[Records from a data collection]
################

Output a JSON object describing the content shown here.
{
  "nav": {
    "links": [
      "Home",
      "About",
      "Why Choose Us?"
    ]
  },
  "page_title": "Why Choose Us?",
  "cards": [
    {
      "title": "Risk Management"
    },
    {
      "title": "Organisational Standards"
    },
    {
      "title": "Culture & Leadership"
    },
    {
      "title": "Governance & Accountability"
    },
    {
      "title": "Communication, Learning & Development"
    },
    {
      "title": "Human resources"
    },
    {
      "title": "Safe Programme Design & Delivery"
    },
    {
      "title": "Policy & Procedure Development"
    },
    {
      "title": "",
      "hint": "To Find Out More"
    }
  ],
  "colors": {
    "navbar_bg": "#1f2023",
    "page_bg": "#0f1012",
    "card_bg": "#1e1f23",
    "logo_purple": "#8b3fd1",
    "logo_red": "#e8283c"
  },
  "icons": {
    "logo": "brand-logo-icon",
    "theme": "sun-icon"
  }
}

################

DIRECTIVE -
Determine the number of lines in the listing that hold the word "Choose", and supply that number and nothing further.

RESPONSE TO THIS TASK -
2